I believe the article is quoting this McNulty:

McNulty joined Carnegie Mellon in January 2003 after 8 years in the Administration of Governor’s Tom Ridge and Mark Schweiker-serving in the Department of Community and Economic Development as Executive Deputy Secretary and Acting Secretary and as Deputy Chief of Staff to the Governor for Technology Initiatives. McNulty directed the design and implementation of Governor Tom Ridge’s Digital and Life Sciences Greenhouses, the Governor’s $2 billion investment in biotechnology and participated in Governor Ridge’s success in restoring commercial shipbuilding at the Philadelphia Shipyard. McNulty led the Pittsburgh Regional Revitalization Initiative in 1994 for the Allegheny Conference on Community Development. He is a member of the board of the Commonwealth of Pennsylvania’s Tobacco Settlement Investment Board and the board of Innovation Works. McNulty also volunteers as a board member of a number of technology and education related organizations, including the Pennsylvania Assistive Technology Foundation, the SciTech Spectacular, Asset Incorporated, and the Pennsylvania Learning Network.

McNulty holds a bachelors degree in Political Science from Indiana University and a Masters of Arts in Public Policy from the University of Illinois at Chicago.

Many months ago, I had lunch with McNulty to discuss my diaspora networking ideas. He talked about his experience with the City of Chicago and its renaissance. At that time, I had no clue that Pittsburgh was already a famous economic redevelopment model. Even more recently, I wouldn't have put Pittsburgh's comeback in the same universe as Chicago's. I'm now confident that the next decade will be a lot brighter in Pittsburgh than in Chicago.

=======

**SHORT TASK A:**
Edit the entries from the line containing "html-text:2013: 2013 — [295, 287, 318, 298]" through the line containing "svg-text:Euro Area: Euro" by replacing "Germany" with "Deutschland" and leaving everything else unchanged. Return only those lines.
**SHORT TASK B:**
Continue the passage about McNulty and Pittsburgh's comeback from its last sentence.

**DATASET EXCERPTS:**

=======

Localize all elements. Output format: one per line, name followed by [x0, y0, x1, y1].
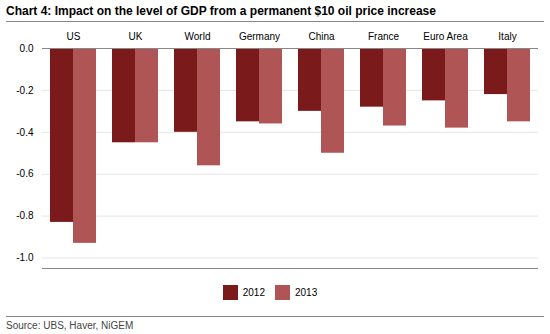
html-text:2013: 2013 — [295, 287, 318, 298]
svg-text:-0.2: -0.2 — [16, 85, 34, 96]
svg-text:0.0: 0.0 — [20, 43, 34, 54]
svg-text:UK: UK — [129, 31, 143, 42]
svg-text:Italy: Italy — [498, 31, 516, 42]
svg-text:Germany: Germany — [239, 31, 280, 42]
svg-text:World: World — [185, 31, 211, 42]
svg-text:-0.6: -0.6 — [16, 168, 34, 179]
svg-text:-0.8: -0.8 — [16, 210, 34, 221]
html-text:Chart 4: Impact on the level o: Chart 4: Impact on the level of GDP from… — [6, 4, 436, 18]
svg-text:-1.0: -1.0 — [16, 252, 34, 263]
svg-text:France: France — [368, 31, 400, 42]
svg-text:-0.4: -0.4 — [16, 127, 34, 138]
html-text:2012: 2012 — [242, 287, 265, 298]
svg-text:Euro Area: Euro Area — [423, 31, 468, 42]
html-text:Source: UBS, Haver, NiGEM: Source: UBS, Haver, NiGEM — [6, 320, 134, 331]
svg-text:China: China — [308, 31, 335, 42]
svg-text:US: US — [67, 31, 81, 42]
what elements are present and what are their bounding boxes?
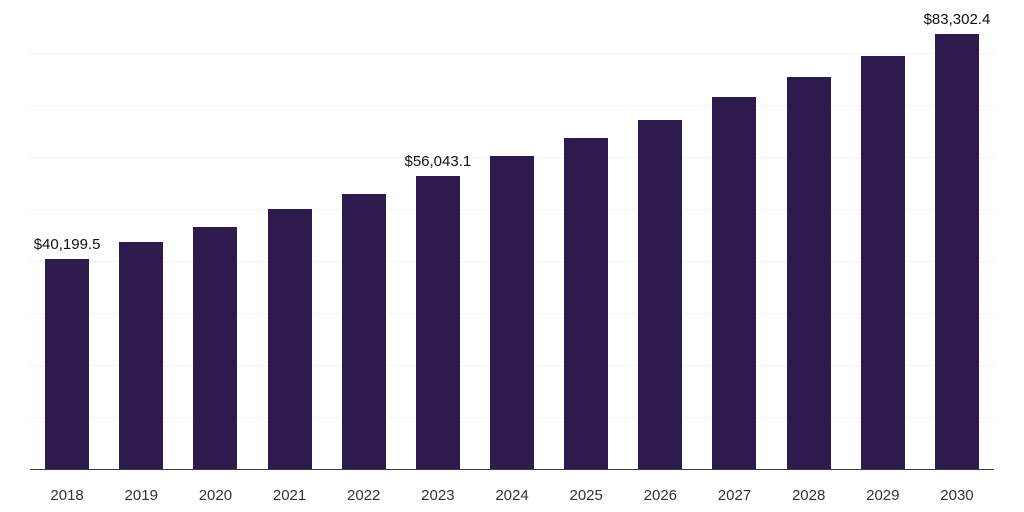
- x-tick-label: 2024: [495, 487, 529, 504]
- x-tick-label: 2026: [643, 487, 678, 504]
- bar-2026: [638, 120, 683, 469]
- bar-slot: [104, 10, 178, 469]
- bar-slot: [475, 10, 549, 469]
- bar-2029: [860, 56, 905, 469]
- bar-slot: $40,199.5: [30, 10, 104, 469]
- bar-2018: $40,199.5: [34, 236, 100, 469]
- x-tick-label: 2030: [940, 487, 974, 504]
- bar-slot: [327, 10, 401, 469]
- bar-slot: $83,302.4: [920, 10, 994, 469]
- bar-2022: [341, 194, 386, 469]
- x-tick-label: 2019: [124, 487, 158, 504]
- bar-slot: [697, 10, 771, 469]
- bar-slot: $56,043.1: [401, 10, 475, 469]
- bar-2025: [564, 138, 609, 469]
- x-tick-label: 2028: [791, 487, 826, 504]
- x-axis-labels: 2018 2019 2020 2021 2022 2023 2024 2025 2026 2027…: [30, 487, 994, 504]
- x-tick-label: 2025: [569, 487, 603, 504]
- x-tick-label: 2022: [347, 487, 381, 504]
- bar-2021: [267, 209, 312, 469]
- bar-slot: [549, 10, 623, 469]
- x-tick-label: 2027: [717, 487, 752, 504]
- bar-2019: [119, 242, 164, 469]
- bar-slot: [846, 10, 920, 469]
- bar-2023: $56,043.1: [404, 153, 471, 469]
- bar-slot: [252, 10, 326, 469]
- x-tick-label: 2023: [421, 487, 455, 504]
- x-tick-label: 2020: [198, 487, 233, 504]
- value-label: $83,302.4: [923, 11, 991, 28]
- x-tick-label: 2029: [866, 487, 900, 504]
- value-label: $56,043.1: [404, 153, 472, 170]
- value-label: $40,199.5: [33, 236, 101, 253]
- x-tick-label: 2021: [272, 487, 307, 504]
- bar-2027: [712, 97, 757, 469]
- bar-2024: [490, 156, 535, 469]
- bar-slot: [772, 10, 846, 469]
- bar-2020: [193, 227, 238, 469]
- plot-area: $40,199.5 $56,043.1 $83,302.4: [30, 10, 994, 470]
- bar-slot: [623, 10, 697, 469]
- bar-slot: [178, 10, 252, 469]
- x-tick-label: 2018: [50, 487, 84, 504]
- bar-2028: [786, 77, 831, 469]
- bar-2030: $83,302.4: [924, 11, 990, 469]
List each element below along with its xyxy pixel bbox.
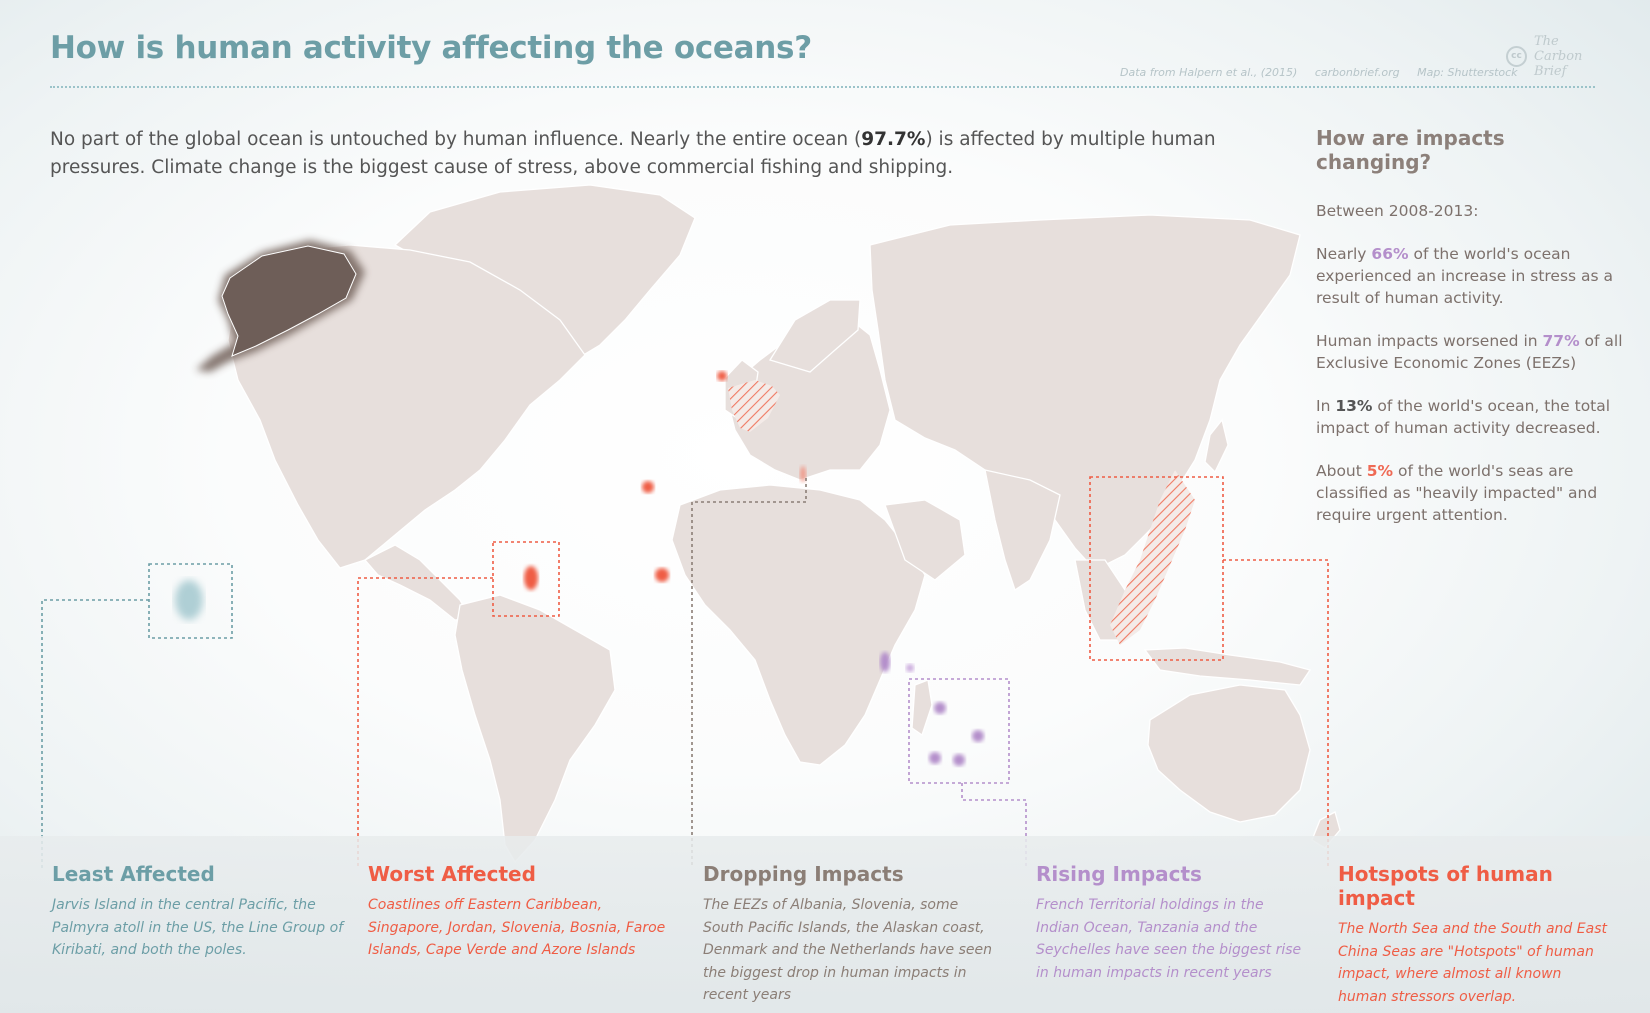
tanzania-rising (880, 652, 890, 672)
madagascar (911, 679, 933, 737)
worst-affected-leader (357, 577, 493, 868)
dropping-impacts-leader (691, 478, 807, 868)
french-territory-3 (929, 752, 941, 764)
stat-value-5: 5% (1366, 462, 1394, 480)
japan (1204, 418, 1229, 474)
scandinavia (768, 299, 861, 373)
logo-wordmark: The Carbon Brief (1534, 34, 1583, 79)
legend-title: Least Affected (52, 862, 215, 886)
north-sea-hotspot (728, 380, 780, 432)
legend-text: French Territorial holdings in the India… (1036, 897, 1302, 981)
south-america (454, 594, 616, 864)
legend-text: The EEZs of Albania, Slovenia, some Sout… (703, 897, 992, 1003)
legend-title: Hotspots of human impact (1338, 862, 1553, 910)
legend-rising-impacts: Rising Impacts French Territorial holdin… (1036, 862, 1311, 984)
asia (869, 214, 1301, 571)
north-america (227, 244, 586, 569)
caribbean-worst (524, 566, 538, 590)
credits: Data from Halpern et al., (2015) carbonb… (1120, 66, 1532, 79)
legend-hotspots: Hotspots of human impact The North Sea a… (1338, 862, 1613, 1008)
alaska-outline (221, 245, 357, 357)
faroe-islands-worst (717, 371, 727, 381)
data-source: Data from Halpern et al., (2015) (1120, 66, 1298, 79)
pacific-least-affected (175, 580, 203, 620)
india (984, 469, 1061, 592)
site-link[interactable]: carbonbrief.org (1314, 66, 1400, 79)
seychelles-rising (906, 664, 914, 672)
least-affected-leader (41, 599, 149, 868)
arabia (884, 499, 966, 581)
stat-increase: Nearly 66% of the world's ocean experien… (1316, 245, 1614, 307)
legend-text: Jarvis Island in the central Pacific, th… (52, 897, 344, 958)
impacts-sidebar: How are impacts changing? Between 2008-2… (1316, 126, 1626, 547)
azores-worst (642, 481, 654, 493)
stat-heavy: About 5% of the world's seas are classif… (1316, 462, 1598, 524)
legend-dropping-impacts: Dropping Impacts The EEZs of Albania, Sl… (703, 862, 1003, 1007)
legend-band (0, 836, 1650, 1013)
intro-text: No part of the global ocean is untouched… (50, 129, 1216, 178)
legend-worst-affected: Worst Affected Coastlines off Eastern Ca… (368, 862, 668, 962)
legend-title: Worst Affected (368, 862, 536, 886)
adriatic-dropping (800, 466, 806, 482)
map-credit: Map: Shutterstock (1417, 66, 1518, 79)
stat-eez: Human impacts worsened in 77% of all Exc… (1316, 332, 1623, 372)
french-territory-4 (953, 754, 965, 766)
sidebar-heading: How are impacts changing? (1316, 126, 1505, 174)
creative-commons-icon: cc (1506, 46, 1527, 67)
page-title: How is human activity affecting the ocea… (50, 30, 812, 66)
intro-highlight: 97.7% (861, 129, 926, 150)
legend-least-affected: Least Affected Jarvis Island in the cent… (52, 862, 352, 962)
least-affected-box (148, 563, 233, 639)
cape-verde-worst (655, 568, 669, 582)
legend-title: Dropping Impacts (703, 862, 904, 886)
legend-text: The North Sea and the South and East Chi… (1338, 921, 1607, 1005)
land-masses (227, 184, 1341, 864)
central-america (363, 544, 472, 621)
sidebar-period: Between 2008-2013: (1316, 202, 1479, 220)
hotspots-leader (1223, 559, 1329, 868)
indonesia (1143, 647, 1312, 686)
legend-text: Coastlines off Eastern Caribbean, Singap… (368, 897, 666, 958)
stat-value-13: 13% (1335, 397, 1373, 415)
title-divider (50, 86, 1595, 88)
french-territory-1 (934, 702, 946, 714)
rising-impacts-leader (961, 783, 1027, 868)
legend-title: Rising Impacts (1036, 862, 1202, 886)
worst-affected-box (492, 541, 560, 617)
stat-value-66: 66% (1371, 245, 1409, 263)
french-territory-2 (972, 730, 984, 742)
stat-value-77: 77% (1542, 332, 1580, 350)
east-china-sea-hotspot (1110, 470, 1195, 645)
rising-impacts-box (908, 678, 1010, 784)
africa (671, 484, 926, 766)
australia (1147, 684, 1311, 823)
hotspots-box (1089, 476, 1224, 661)
stat-decrease: In 13% of the world's ocean, the total i… (1316, 397, 1611, 437)
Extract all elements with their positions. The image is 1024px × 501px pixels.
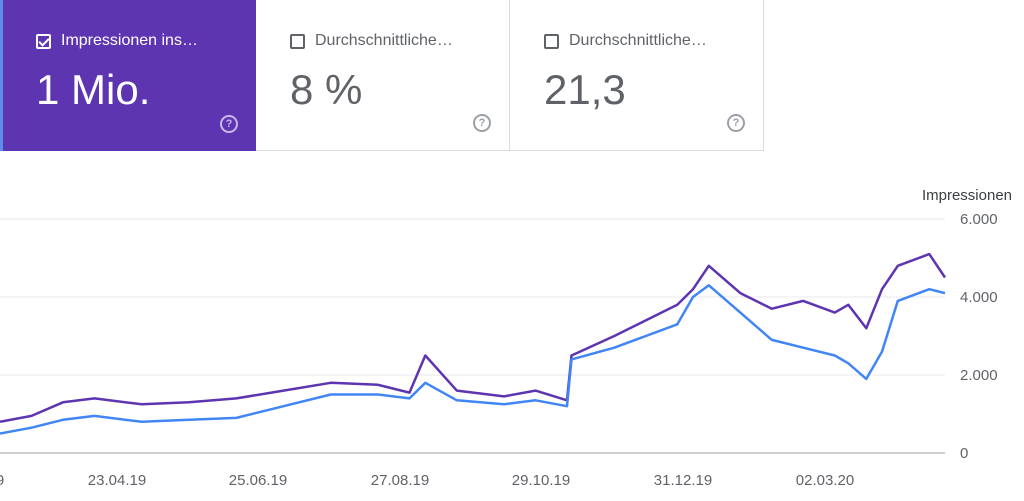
series-line: [0, 252, 947, 424]
y-tick-label: 4.000: [960, 289, 998, 306]
y-axis-title: Impressionen: [922, 187, 1012, 204]
metric-label: Durchschnittliche…: [315, 32, 453, 49]
y-tick-label: 2.000: [960, 367, 998, 384]
metric-value: 21,3: [544, 66, 626, 113]
x-tick-label: 23.04.19: [88, 472, 146, 489]
metric-label: Impressionen ins…: [61, 32, 198, 49]
metric-card-header: Impressionen ins…: [36, 32, 198, 50]
help-icon[interactable]: ?: [727, 114, 745, 132]
x-tick-label: 02.03.20: [796, 472, 854, 489]
series-line: [0, 284, 946, 435]
help-icon[interactable]: ?: [220, 115, 238, 133]
x-tick-label: 27.08.19: [371, 472, 429, 489]
checkbox-checked-icon[interactable]: [36, 33, 51, 49]
metric-card-average-position[interactable]: Durchschnittliche… 21,3 ?: [510, 0, 764, 151]
metric-label: Durchschnittliche…: [569, 32, 707, 49]
y-tick-label: 0: [960, 445, 968, 462]
metric-card-average-ctr[interactable]: Durchschnittliche… 8 % ?: [256, 0, 510, 151]
checkbox-unchecked-icon[interactable]: [544, 33, 559, 49]
metric-card-impressions[interactable]: Impressionen ins… 1 Mio. ?: [0, 0, 256, 151]
x-tick-label: 25.06.19: [229, 472, 287, 489]
metric-card-header: Durchschnittliche…: [290, 32, 453, 50]
x-tick-label: 9: [0, 472, 4, 489]
metric-value: 1 Mio.: [36, 66, 151, 113]
x-tick-label: 31.12.19: [654, 472, 712, 489]
metric-value: 8 %: [290, 66, 363, 113]
y-tick-label: 6.000: [960, 211, 998, 228]
checkbox-unchecked-icon[interactable]: [290, 33, 305, 49]
metric-card-header: Durchschnittliche…: [544, 32, 707, 50]
impressions-chart: Impressionen 6.000 4.000 2.000 0 9 23.04.19 25.…: [0, 187, 1012, 489]
metric-cards: Impressionen ins… 1 Mio. ? Durchschnittl…: [0, 0, 764, 151]
x-tick-label: 29.10.19: [512, 472, 570, 489]
help-icon[interactable]: ?: [473, 114, 491, 132]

=======

**OUTPUT A:**
html-text:2013: 2013 — [295, 287, 318, 298]
svg-text:-0.2: -0.2 — [16, 85, 34, 96]
svg-text:0.0: 0.0 — [20, 43, 34, 54]
svg-text:UK: UK — [129, 31, 143, 42]
svg-text:Italy: Italy — [498, 31, 516, 42]
svg-text:Deutschland: Deutschland — [239, 31, 280, 42]
svg-text:World: World — [185, 31, 211, 42]
svg-text:-0.6: -0.6 — [16, 168, 34, 179]
svg-text:-0.8: -0.8 — [16, 210, 34, 221]
html-text:Chart 4: Impact on the level o: Chart 4: Impact on the level of GDP from… — [6, 4, 436, 18]
svg-text:-1.0: -1.0 — [16, 252, 34, 263]
svg-text:France: France — [368, 31, 400, 42]
svg-text:-0.4: -0.4 — [16, 127, 34, 138]
html-text:2012: 2012 — [242, 287, 265, 298]
svg-text:Euro Area: Euro Area — [423, 31, 468, 42]

**OUTPUT B:**
At the state level, Pennsylvania appears poised to storm (relatively speaking) out of the recession still evident in the unemployment numbers. As the United States (as well as the rest of the world) finds a new economic baseline, I expect Pennsylvania to be well ahead of the curve. This is a result of all the work that came before the last downturn. In most places, the situation is historically bad. In states such as Oklahoma, the reshuffling of the deck is welcome news.

We will see many more states and metros pick up Pennsylvania's and Pittsburgh's "playbook". If you don't want to wait for the turnaround, then you know where to move. Until then, keep an eye on Dan Onorato:

Can putting new businesses closer to universities — or financing them with public money — help create another Google?

Meg Whitman, the Republican candidate for governor in California and a former chief executive of eBay, is one of at least a dozen candidates with that idea. It is not a radical thought, considering that some of the most successful job creation policies of the last few decades have come from partnerships among government, colleges and businesses, according to experts. Pennsylvania’s Ben Franklin Technology Partners, they say, is a model of how to help fledgling companies grow.

As a result, many incoming governors are looking to tighten the bond between education and entrepreneurship.

They are pushing to apply business concepts to public education, either with new curricula focused on innovation, or by shutting down schools that fail and tying teachers’ pay to student achievement — a proposal from Mr. Snyder in Michigan, among others.

They are pushing in the other direction, too: directing universities to become incubators for new companies, and directing community colleges to give students skills for hard-to-fill jobs.

Ms. Whitman, for one, would create “economic opportunity zones” at the state’s universities, with incentives for companies that take root near campuses. Mr. Snyder wants laid-off auto workers to be taught how to start businesses of their own, while Mr. Branstad, who was governor of Iowa from 1983 to 1999 before becoming the president of Des Moines University, has said he wants to create an “entrepreneurial mindset” in every grade, starting as early as kindergarten.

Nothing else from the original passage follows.